WHAT THE TASK ASKS. Without altering anything, output the material below.

>> start DATASET RECORDS

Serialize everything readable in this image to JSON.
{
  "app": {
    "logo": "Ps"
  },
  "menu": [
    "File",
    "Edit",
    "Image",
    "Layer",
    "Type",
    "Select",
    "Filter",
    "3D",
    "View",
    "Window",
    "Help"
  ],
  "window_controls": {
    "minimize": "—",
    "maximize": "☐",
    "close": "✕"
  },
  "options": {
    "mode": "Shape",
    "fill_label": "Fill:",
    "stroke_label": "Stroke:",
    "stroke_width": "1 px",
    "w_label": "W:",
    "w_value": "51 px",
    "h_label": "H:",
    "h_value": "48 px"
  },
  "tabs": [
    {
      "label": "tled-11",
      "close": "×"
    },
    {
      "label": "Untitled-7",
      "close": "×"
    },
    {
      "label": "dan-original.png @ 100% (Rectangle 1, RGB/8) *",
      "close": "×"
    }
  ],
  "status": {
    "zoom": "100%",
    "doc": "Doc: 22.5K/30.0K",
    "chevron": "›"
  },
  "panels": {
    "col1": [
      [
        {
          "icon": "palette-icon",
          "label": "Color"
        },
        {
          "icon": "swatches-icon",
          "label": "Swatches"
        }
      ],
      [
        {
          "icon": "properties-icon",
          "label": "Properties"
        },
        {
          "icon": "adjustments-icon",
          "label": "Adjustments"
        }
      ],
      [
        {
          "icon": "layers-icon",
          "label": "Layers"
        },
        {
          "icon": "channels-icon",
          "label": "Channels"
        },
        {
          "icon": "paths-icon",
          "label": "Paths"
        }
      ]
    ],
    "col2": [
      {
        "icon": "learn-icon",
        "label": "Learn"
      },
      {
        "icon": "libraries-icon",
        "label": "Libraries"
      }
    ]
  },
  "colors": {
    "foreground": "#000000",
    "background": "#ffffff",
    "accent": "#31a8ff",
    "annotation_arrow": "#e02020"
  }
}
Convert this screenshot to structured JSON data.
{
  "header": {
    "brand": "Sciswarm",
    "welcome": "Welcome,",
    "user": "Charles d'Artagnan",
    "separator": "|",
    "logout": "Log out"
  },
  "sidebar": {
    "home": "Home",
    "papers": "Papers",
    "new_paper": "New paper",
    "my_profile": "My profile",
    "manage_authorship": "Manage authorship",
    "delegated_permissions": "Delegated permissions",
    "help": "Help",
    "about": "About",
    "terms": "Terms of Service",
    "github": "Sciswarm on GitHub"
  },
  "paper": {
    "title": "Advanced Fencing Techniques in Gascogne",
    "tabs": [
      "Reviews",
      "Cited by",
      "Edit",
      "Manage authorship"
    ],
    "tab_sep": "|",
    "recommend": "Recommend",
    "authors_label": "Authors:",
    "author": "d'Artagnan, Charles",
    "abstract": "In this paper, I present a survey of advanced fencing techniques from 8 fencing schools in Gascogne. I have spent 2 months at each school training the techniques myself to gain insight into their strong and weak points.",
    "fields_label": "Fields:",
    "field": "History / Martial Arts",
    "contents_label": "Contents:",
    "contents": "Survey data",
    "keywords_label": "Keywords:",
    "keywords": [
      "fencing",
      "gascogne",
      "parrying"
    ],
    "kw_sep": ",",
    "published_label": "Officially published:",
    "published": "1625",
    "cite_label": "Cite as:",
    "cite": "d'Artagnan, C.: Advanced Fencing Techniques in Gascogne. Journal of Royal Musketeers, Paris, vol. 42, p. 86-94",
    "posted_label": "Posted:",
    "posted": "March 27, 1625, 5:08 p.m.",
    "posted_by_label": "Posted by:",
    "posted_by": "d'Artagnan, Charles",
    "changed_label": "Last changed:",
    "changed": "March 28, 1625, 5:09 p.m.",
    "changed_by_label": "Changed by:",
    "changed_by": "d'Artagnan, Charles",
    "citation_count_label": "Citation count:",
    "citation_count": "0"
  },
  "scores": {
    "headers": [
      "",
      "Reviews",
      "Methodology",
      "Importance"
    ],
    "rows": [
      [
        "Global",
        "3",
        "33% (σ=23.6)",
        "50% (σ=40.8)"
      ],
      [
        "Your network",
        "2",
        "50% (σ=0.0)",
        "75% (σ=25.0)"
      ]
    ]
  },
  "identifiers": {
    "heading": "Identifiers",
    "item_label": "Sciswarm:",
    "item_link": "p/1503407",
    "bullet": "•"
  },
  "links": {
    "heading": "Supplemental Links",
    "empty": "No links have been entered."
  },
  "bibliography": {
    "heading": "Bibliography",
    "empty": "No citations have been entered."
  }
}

>> end DATASET RECORDS

EXERCISE RESPONSE.
Serialize everything readable in this image to JSON.
{
  "app": {
    "logo": "Ps"
  },
  "menu": [
    "File",
    "Edit",
    "Image",
    "Layer",
    "Type",
    "Select",
    "Filter",
    "3D",
    "View",
    "Window",
    "Help"
  ],
  "window_controls": {
    "minimize": "—",
    "maximize": "☐",
    "close": "✕"
  },
  "options": {
    "mode": "Shape",
    "fill_label": "Fill:",
    "stroke_label": "Stroke:",
    "stroke_width": "1 px",
    "w_label": "W:",
    "w_value": "51 px",
    "h_label": "H:",
    "h_value": "48 px"
  },
  "tabs": [
    {
      "label": "tled-11",
      "close": "×"
    },
    {
      "label": "Untitled-7",
      "close": "×"
    },
    {
      "label": "dan-original.png @ 100% (Rectangle 1, RGB/8) *",
      "close": "×"
    }
  ],
  "status": {
    "zoom": "100%",
    "doc": "Doc: 22.5K/30.0K",
    "chevron": "›"
  },
  "panels": {
    "col1": [
      [
        {
          "icon": "palette-icon",
          "label": "Color"
        },
        {
          "icon": "swatches-icon",
          "label": "Swatches"
        }
      ],
      [
        {
          "icon": "properties-icon",
          "label": "Properties"
        },
        {
          "icon": "adjustments-icon",
          "label": "Adjustments"
        }
      ],
      [
        {
          "icon": "layers-icon",
          "label": "Layers"
        },
        {
          "icon": "channels-icon",
          "label": "Channels"
        },
        {
          "icon": "paths-icon",
          "label": "Paths"
        }
      ]
    ],
    "col2": [
      {
        "icon": "learn-icon",
        "label": "Learn"
      },
      {
        "icon": "libraries-icon",
        "label": "Libraries"
      }
    ]
  },
  "colors": {
    "foreground": "#000000",
    "background": "#ffffff",
    "accent": "#31a8ff",
    "annotation_arrow": "#e02020"
  }
}
Convert this screenshot to structured JSON data.
{
  "header": {
    "brand": "Sciswarm",
    "welcome": "Welcome,",
    "user": "Charles d'Artagnan",
    "separator": "|",
    "logout": "Log out"
  },
  "sidebar": {
    "home": "Home",
    "papers": "Papers",
    "new_paper": "New paper",
    "my_profile": "My profile",
    "manage_authorship": "Manage authorship",
    "delegated_permissions": "Delegated permissions",
    "help": "Help",
    "about": "About",
    "terms": "Terms of Service",
    "github": "Sciswarm on GitHub"
  },
  "paper": {
    "title": "Advanced Fencing Techniques in Gascogne",
    "tabs": [
      "Reviews",
      "Cited by",
      "Edit",
      "Manage authorship"
    ],
    "tab_sep": "|",
    "recommend": "Recommend",
    "authors_label": "Authors:",
    "author": "d'Artagnan, Charles",
    "abstract": "In this paper, I present a survey of advanced fencing techniques from 8 fencing schools in Gascogne. I have spent 2 months at each school training the techniques myself to gain insight into their strong and weak points.",
    "fields_label": "Fields:",
    "field": "History / Martial Arts",
    "contents_label": "Contents:",
    "contents": "Survey data",
    "keywords_label": "Keywords:",
    "keywords": [
      "fencing",
      "gascogne",
      "parrying"
    ],
    "kw_sep": ",",
    "published_label": "Officially published:",
    "published": "1625",
    "cite_label": "Cite as:",
    "cite": "d'Artagnan, C.: Advanced Fencing Techniques in Gascogne. Journal of Royal Musketeers, Paris, vol. 42, p. 86-94",
    "posted_label": "Posted:",
    "posted": "March 27, 1625, 5:08 p.m.",
    "posted_by_label": "Posted by:",
    "posted_by": "d'Artagnan, Charles",
    "changed_label": "Last changed:",
    "changed": "March 28, 1625, 5:09 p.m.",
    "changed_by_label": "Changed by:",
    "changed_by": "d'Artagnan, Charles",
    "citation_count_label": "Citation count:",
    "citation_count": "0"
  },
  "scores": {
    "headers": [
      "",
      "Reviews",
      "Methodology",
      "Importance"
    ],
    "rows": [
      [
        "Global",
        "3",
        "33% (σ=23.6)",
        "50% (σ=40.8)"
      ],
      [
        "Your network",
        "2",
        "50% (σ=0.0)",
        "75% (σ=25.0)"
      ]
    ]
  },
  "identifiers": {
    "heading": "Identifiers",
    "item_label": "Sciswarm:",
    "item_link": "p/1503407",
    "bullet": "•"
  },
  "links": {
    "heading": "Supplemental Links",
    "empty": "No links have been entered."
  },
  "bibliography": {
    "heading": "Bibliography",
    "empty": "No citations have been entered."
  }
}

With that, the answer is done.